▶ [TASK PROMPT]:
With the pictures left out, return exactly the lines from the one containing "Extract the structured" through the end of the listing below.

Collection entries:

+++

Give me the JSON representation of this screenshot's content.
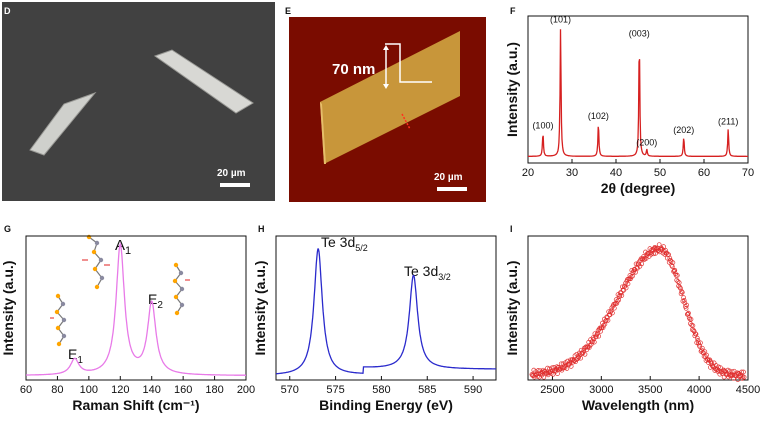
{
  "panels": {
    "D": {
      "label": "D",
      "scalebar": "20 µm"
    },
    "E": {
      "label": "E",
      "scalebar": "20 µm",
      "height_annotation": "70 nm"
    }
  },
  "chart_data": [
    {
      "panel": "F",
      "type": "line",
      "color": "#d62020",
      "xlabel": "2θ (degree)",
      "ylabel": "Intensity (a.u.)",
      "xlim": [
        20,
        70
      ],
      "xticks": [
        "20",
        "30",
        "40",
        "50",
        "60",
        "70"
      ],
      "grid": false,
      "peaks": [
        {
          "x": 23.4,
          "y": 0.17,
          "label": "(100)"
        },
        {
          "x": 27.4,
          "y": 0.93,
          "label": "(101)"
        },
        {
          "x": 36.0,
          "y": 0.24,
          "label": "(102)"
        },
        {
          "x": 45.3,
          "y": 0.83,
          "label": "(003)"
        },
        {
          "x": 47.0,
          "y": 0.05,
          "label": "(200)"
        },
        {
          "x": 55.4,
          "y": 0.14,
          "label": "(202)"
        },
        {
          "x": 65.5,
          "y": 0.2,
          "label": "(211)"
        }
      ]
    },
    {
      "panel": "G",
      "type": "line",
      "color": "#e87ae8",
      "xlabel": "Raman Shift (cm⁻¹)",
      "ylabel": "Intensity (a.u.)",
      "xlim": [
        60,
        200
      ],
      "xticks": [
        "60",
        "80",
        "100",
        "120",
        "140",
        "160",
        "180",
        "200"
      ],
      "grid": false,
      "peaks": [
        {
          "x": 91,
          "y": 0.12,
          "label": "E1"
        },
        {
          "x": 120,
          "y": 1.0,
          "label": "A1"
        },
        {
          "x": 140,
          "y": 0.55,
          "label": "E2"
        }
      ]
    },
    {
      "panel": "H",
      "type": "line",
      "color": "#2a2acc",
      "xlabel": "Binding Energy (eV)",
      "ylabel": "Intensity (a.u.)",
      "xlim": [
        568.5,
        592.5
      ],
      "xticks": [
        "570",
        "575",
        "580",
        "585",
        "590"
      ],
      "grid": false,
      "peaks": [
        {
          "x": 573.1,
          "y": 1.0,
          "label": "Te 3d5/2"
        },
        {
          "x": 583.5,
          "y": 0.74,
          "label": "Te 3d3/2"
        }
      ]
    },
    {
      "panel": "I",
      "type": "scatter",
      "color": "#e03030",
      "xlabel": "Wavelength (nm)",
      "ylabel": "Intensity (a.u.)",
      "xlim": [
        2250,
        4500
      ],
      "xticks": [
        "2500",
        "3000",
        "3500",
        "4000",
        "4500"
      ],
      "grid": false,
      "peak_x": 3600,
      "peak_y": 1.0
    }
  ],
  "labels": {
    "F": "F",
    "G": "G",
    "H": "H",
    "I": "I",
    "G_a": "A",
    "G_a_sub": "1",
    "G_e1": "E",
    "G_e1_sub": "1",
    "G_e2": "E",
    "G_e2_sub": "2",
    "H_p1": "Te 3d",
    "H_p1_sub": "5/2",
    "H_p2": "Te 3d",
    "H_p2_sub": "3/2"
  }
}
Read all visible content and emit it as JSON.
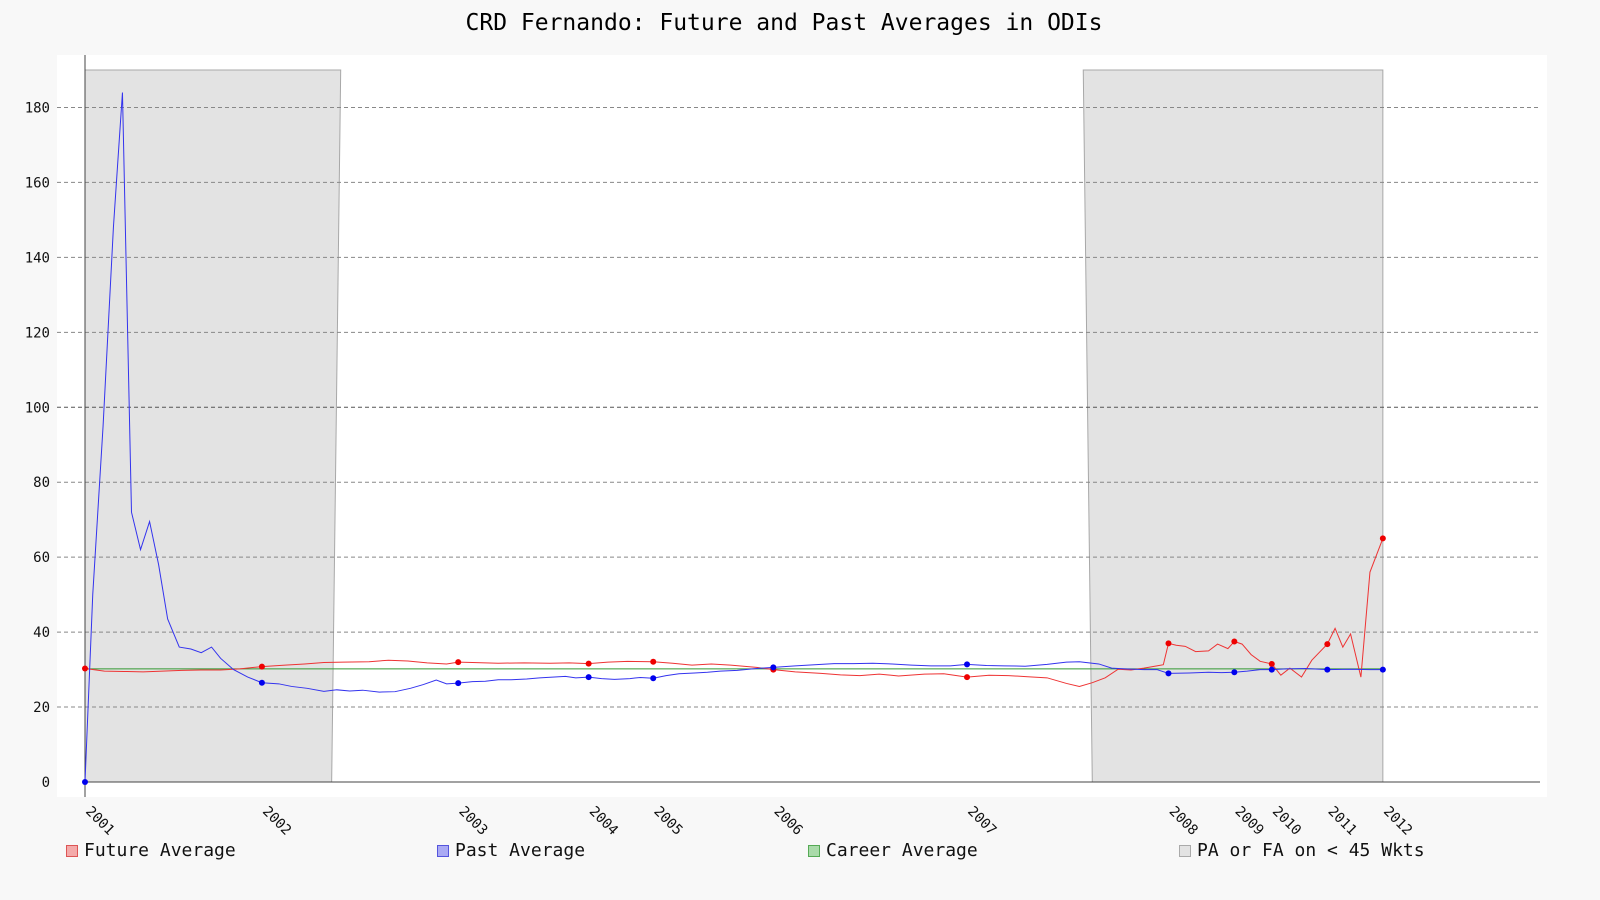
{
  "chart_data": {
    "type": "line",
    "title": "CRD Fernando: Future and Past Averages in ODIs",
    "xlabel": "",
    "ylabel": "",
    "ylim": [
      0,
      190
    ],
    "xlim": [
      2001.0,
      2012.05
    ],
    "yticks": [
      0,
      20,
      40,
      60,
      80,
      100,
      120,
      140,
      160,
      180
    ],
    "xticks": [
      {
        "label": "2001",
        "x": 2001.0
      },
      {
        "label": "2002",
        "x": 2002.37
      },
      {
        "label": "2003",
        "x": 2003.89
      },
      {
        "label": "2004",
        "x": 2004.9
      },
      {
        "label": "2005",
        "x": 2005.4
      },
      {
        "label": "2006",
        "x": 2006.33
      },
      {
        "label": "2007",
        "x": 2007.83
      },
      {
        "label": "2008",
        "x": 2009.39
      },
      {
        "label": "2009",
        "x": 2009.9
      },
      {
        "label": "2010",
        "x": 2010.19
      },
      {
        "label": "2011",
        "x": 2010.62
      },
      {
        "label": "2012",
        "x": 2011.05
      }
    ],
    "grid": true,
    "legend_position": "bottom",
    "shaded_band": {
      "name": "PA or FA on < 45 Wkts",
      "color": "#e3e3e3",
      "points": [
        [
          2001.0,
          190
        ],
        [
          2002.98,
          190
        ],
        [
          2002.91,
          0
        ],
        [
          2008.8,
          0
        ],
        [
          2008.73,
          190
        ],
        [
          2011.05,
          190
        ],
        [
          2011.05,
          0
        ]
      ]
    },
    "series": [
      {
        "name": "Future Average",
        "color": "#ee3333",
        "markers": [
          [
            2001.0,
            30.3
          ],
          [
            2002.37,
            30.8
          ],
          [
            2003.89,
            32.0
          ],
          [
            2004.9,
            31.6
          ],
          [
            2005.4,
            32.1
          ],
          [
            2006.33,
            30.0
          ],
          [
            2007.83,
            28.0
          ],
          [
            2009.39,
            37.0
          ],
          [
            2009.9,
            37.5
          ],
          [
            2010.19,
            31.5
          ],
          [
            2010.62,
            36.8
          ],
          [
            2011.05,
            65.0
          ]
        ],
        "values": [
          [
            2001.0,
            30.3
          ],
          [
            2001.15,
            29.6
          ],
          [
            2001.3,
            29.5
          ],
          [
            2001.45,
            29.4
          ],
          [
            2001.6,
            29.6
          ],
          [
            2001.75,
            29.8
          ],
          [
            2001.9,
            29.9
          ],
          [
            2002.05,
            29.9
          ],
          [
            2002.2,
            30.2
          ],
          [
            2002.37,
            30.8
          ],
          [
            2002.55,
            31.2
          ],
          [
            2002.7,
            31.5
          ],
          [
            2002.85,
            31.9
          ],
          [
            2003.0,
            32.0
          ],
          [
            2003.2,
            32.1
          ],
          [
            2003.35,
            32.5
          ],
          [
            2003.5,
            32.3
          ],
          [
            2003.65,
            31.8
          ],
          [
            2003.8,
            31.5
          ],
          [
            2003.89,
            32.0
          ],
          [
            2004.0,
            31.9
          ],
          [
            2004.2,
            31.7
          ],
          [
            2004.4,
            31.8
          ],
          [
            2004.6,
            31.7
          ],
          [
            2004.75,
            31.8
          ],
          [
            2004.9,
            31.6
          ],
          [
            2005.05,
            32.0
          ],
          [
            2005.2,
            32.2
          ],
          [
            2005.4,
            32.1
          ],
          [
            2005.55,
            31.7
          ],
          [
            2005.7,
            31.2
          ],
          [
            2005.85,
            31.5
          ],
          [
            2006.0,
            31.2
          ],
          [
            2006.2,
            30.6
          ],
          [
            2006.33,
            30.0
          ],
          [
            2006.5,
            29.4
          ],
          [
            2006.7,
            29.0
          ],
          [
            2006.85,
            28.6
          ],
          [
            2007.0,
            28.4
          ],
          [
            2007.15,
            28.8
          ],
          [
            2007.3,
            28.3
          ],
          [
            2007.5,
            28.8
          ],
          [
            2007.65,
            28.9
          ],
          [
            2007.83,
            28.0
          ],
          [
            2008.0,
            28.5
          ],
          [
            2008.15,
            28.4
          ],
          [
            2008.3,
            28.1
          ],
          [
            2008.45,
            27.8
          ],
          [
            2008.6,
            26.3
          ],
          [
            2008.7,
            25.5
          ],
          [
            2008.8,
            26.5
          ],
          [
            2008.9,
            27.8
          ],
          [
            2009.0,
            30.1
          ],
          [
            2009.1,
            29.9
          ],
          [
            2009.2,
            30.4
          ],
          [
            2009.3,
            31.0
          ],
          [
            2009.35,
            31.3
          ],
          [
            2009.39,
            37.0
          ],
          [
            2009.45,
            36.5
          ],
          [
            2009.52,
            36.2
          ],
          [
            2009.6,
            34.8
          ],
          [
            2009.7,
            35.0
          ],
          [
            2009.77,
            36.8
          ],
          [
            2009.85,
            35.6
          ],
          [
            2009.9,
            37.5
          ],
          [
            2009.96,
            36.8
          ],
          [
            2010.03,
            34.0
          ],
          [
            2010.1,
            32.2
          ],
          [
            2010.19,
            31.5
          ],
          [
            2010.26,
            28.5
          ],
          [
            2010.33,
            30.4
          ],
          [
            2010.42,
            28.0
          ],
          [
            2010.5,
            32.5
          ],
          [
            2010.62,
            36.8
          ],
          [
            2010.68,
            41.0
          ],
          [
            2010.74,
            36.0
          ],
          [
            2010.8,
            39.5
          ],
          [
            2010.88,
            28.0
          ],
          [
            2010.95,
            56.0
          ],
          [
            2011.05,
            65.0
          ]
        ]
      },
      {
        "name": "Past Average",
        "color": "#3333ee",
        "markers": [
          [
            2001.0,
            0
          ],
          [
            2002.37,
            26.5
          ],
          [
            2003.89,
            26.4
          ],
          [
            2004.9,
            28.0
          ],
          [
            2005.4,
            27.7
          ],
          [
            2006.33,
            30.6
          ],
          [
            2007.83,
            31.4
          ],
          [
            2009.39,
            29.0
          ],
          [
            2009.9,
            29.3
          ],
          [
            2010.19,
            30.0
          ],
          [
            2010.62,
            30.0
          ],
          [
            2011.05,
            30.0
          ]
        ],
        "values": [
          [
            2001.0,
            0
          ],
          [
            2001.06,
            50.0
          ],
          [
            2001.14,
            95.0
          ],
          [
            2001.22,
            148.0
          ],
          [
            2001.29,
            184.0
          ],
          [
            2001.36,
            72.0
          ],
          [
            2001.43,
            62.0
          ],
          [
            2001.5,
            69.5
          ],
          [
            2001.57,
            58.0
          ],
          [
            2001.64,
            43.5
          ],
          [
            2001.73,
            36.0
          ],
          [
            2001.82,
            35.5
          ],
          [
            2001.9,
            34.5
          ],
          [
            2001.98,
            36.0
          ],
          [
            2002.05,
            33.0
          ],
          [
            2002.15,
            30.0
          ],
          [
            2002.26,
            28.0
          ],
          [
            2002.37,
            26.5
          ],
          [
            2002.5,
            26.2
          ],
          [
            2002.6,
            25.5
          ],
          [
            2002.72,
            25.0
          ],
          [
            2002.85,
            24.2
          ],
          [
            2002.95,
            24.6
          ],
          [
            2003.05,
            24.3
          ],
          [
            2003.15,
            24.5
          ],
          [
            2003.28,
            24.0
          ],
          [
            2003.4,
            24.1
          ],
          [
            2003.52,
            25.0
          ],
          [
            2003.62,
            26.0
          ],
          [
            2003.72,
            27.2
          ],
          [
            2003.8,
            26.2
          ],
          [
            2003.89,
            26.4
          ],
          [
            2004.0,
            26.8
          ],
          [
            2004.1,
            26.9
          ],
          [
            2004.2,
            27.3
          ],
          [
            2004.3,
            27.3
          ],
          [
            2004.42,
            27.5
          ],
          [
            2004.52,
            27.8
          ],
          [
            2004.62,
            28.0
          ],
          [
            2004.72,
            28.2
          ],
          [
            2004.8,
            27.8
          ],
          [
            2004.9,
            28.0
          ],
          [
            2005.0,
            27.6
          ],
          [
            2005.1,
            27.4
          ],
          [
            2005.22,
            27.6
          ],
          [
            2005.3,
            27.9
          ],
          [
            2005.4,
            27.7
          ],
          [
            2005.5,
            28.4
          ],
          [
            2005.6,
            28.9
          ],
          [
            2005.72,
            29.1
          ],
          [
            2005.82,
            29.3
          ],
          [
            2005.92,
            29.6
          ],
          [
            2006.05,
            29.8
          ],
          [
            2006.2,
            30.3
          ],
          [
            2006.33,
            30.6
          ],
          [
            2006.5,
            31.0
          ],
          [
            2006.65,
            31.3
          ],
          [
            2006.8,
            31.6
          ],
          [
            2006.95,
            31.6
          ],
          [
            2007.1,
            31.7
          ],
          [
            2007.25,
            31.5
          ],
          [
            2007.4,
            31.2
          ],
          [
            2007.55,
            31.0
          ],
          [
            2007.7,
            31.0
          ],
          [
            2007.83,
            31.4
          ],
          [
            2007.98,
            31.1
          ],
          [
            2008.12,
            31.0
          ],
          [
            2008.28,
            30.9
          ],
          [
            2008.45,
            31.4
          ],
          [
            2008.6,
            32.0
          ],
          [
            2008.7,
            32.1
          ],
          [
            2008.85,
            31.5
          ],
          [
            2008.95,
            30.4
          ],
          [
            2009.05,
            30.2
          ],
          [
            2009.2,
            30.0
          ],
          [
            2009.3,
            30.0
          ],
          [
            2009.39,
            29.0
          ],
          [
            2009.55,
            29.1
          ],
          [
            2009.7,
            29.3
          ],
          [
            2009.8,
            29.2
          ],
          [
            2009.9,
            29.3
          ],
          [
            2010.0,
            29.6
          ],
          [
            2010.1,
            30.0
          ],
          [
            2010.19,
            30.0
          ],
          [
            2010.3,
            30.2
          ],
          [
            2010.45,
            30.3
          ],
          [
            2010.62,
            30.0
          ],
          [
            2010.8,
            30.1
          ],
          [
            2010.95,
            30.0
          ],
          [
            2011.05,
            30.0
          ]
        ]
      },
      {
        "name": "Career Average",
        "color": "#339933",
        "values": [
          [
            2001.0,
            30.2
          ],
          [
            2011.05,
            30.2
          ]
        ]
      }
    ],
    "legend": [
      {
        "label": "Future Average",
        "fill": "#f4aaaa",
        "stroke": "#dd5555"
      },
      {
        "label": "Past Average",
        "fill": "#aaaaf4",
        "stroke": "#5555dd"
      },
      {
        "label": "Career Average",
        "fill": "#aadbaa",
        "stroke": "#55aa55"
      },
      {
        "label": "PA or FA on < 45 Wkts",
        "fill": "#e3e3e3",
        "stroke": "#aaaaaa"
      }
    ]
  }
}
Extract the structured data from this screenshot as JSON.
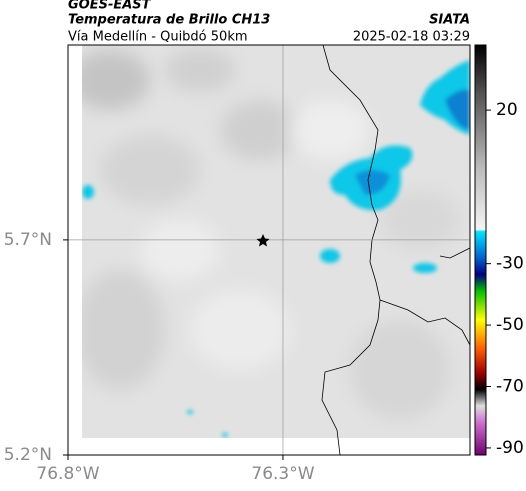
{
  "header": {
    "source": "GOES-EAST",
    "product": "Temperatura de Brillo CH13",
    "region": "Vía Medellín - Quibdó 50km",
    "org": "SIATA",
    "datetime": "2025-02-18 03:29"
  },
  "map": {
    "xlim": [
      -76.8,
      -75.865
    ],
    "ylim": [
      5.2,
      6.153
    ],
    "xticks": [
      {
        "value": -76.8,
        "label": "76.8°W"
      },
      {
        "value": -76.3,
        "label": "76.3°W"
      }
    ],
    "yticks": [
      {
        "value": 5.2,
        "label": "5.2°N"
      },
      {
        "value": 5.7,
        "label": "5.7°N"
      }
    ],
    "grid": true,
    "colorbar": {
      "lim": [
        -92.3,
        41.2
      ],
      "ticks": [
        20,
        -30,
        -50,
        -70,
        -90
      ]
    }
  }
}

+++

▶ [EXERCISE OUTPUT]:
Extract the structured data from this screenshot as JSON.
{
  "header": {
    "source": "GOES-EAST",
    "product": "Temperatura de Brillo CH13",
    "region": "Vía Medellín - Quibdó 50km",
    "org": "SIATA",
    "datetime": "2025-02-18 03:29"
  },
  "map": {
    "xlim": [
      -76.8,
      -75.865
    ],
    "ylim": [
      5.2,
      6.153
    ],
    "xticks": [
      {
        "value": -76.8,
        "label": "76.8°W"
      },
      {
        "value": -76.3,
        "label": "76.3°W"
      }
    ],
    "yticks": [
      {
        "value": 5.2,
        "label": "5.2°N"
      },
      {
        "value": 5.7,
        "label": "5.7°N"
      }
    ],
    "grid": true,
    "colorbar": {
      "lim": [
        -92.3,
        41.2
      ],
      "ticks": [
        20,
        -30,
        -50,
        -70,
        -90
      ]
    }
  }
}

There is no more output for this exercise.